[DIRECTIVE 1]: In the forum thread, what single line does the reply suggest in place of the nested loops?
[DIRECTIVE 2]: In the records, update the part that opens with the line containing "220, 101, 292]" and closes with the line containing "90, 172, 104]" by changing "point" to "dot", leaving all else unchanged. Return only those lines.

--- Begin SELECTION ---

It is difficult to know what was intended here, instead of
for i=1:4
for j=1:4
J(i,j) = J(i,j) + N
end
end
maybe it should just be
J = J + N
That is just a pure guess, based on the size of the matrices.
  1 Kommentar
cakey
cakey am 30 Nov. 2014
I tried this, but still dimension mismatch. I'll try your way:
if true
% code
end
function J = JJ(x)

--- End SELECTION ---
--- Begin INFORMATION GIVEN ---

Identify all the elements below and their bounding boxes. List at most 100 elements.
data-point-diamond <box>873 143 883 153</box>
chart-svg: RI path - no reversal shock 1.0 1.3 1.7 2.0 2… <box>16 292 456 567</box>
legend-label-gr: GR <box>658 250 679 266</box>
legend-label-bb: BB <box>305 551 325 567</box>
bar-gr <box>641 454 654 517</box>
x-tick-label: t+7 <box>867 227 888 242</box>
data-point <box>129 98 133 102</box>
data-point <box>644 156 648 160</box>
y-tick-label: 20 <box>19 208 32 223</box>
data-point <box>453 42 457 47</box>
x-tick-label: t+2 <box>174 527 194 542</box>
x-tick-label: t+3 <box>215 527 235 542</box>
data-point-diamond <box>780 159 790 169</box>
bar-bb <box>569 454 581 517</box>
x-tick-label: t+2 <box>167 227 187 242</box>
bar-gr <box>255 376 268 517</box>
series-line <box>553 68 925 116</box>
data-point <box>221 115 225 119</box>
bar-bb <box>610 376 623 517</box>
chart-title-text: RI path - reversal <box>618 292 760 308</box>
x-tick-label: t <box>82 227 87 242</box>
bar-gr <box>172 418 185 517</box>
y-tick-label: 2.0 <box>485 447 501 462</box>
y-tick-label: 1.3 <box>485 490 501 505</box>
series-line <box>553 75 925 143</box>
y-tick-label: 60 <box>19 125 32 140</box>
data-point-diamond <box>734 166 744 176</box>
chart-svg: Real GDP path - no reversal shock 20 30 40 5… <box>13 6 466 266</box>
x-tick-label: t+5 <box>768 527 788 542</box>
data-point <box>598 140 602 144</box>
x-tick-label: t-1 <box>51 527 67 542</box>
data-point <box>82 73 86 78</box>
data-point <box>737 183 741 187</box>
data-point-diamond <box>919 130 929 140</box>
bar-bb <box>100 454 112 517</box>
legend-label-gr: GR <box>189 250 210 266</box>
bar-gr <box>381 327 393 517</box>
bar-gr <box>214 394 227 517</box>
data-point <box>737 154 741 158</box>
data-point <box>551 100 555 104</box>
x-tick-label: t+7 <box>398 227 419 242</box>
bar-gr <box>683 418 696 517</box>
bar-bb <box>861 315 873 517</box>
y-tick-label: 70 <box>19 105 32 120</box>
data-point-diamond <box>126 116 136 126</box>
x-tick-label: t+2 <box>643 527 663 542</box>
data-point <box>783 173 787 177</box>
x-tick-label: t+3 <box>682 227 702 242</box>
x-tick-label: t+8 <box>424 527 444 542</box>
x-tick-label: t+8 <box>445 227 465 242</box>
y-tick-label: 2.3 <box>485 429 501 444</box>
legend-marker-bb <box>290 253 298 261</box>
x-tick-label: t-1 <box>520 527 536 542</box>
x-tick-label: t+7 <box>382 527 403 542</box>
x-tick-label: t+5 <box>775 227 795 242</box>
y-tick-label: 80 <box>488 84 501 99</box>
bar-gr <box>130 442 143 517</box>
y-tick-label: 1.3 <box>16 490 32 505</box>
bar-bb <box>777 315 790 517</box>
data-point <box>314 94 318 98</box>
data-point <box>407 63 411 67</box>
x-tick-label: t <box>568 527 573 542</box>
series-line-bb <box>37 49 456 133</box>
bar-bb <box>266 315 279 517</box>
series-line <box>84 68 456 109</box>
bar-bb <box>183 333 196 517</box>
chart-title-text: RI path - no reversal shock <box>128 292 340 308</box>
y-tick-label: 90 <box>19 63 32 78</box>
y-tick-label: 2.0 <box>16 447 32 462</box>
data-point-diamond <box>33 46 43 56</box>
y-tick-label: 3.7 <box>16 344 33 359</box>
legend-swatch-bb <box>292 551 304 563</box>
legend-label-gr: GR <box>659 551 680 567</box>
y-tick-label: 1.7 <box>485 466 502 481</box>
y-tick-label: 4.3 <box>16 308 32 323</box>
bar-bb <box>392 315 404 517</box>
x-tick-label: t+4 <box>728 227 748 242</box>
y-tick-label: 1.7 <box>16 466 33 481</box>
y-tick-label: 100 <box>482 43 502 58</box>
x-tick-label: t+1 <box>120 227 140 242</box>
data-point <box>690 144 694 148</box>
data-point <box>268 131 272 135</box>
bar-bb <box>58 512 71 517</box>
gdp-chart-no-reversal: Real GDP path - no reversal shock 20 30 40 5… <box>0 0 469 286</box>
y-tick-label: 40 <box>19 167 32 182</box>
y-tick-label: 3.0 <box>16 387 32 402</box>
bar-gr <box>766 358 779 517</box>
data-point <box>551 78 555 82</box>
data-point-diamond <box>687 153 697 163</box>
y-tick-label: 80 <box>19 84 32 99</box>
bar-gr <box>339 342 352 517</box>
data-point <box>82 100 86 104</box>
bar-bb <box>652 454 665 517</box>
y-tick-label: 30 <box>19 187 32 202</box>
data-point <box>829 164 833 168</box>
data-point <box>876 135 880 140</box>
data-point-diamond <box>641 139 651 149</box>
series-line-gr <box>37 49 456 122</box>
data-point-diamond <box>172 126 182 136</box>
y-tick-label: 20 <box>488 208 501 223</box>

--- End INFORMATION GIVEN ---
--- Begin INFORMATION GIVEN ---

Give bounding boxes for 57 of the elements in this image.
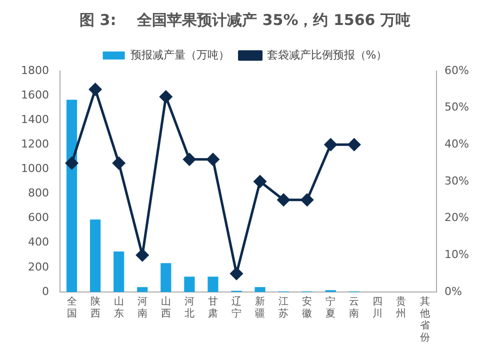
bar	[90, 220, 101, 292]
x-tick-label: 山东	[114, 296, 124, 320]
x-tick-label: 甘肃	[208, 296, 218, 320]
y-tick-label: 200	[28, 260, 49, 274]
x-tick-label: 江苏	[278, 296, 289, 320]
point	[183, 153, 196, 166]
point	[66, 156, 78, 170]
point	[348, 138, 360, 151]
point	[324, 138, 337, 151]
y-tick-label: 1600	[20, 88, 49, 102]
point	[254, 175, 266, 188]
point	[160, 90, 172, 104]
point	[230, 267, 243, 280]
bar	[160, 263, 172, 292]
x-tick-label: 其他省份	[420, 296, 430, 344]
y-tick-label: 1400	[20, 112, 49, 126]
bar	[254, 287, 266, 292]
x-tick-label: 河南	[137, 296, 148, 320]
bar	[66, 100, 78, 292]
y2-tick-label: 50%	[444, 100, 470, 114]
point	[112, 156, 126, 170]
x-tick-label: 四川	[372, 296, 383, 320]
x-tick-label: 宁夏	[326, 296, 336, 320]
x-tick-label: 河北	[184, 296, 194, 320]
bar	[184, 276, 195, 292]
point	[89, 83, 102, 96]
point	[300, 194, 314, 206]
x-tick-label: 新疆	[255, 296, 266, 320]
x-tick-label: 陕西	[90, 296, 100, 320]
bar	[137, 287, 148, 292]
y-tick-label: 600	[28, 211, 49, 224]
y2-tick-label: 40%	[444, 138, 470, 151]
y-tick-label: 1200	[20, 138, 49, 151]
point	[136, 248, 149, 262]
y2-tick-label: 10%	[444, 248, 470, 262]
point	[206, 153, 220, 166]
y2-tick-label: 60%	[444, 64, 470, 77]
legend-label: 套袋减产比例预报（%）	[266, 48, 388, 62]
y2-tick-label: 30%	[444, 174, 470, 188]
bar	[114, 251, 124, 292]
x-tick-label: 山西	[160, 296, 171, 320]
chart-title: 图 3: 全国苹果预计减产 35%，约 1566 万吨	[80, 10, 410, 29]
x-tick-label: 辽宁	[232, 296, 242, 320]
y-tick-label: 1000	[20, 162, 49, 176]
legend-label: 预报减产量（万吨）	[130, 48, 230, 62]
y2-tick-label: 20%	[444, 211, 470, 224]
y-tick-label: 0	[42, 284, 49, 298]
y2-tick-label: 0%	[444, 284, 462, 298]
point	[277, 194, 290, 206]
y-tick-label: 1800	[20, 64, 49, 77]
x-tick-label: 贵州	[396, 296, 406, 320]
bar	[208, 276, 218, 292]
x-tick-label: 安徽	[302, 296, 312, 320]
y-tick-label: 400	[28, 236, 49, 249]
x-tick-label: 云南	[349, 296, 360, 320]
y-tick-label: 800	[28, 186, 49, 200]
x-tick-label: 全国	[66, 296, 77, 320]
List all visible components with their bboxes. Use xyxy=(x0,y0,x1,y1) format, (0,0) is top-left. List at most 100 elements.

--- End INFORMATION GIVEN ---

[SOLUTION 1]: J = J + N

[SOLUTION 2]:
bar	[90, 220, 101, 292]
x-tick-label: 山东	[114, 296, 124, 320]
x-tick-label: 甘肃	[208, 296, 218, 320]
y-tick-label: 200	[28, 260, 49, 274]
x-tick-label: 江苏	[278, 296, 289, 320]
dot	[183, 153, 196, 166]
dot	[66, 156, 78, 170]
dot	[348, 138, 360, 151]
dot	[324, 138, 337, 151]
y-tick-label: 1600	[20, 88, 49, 102]
dot	[254, 175, 266, 188]
dot	[160, 90, 172, 104]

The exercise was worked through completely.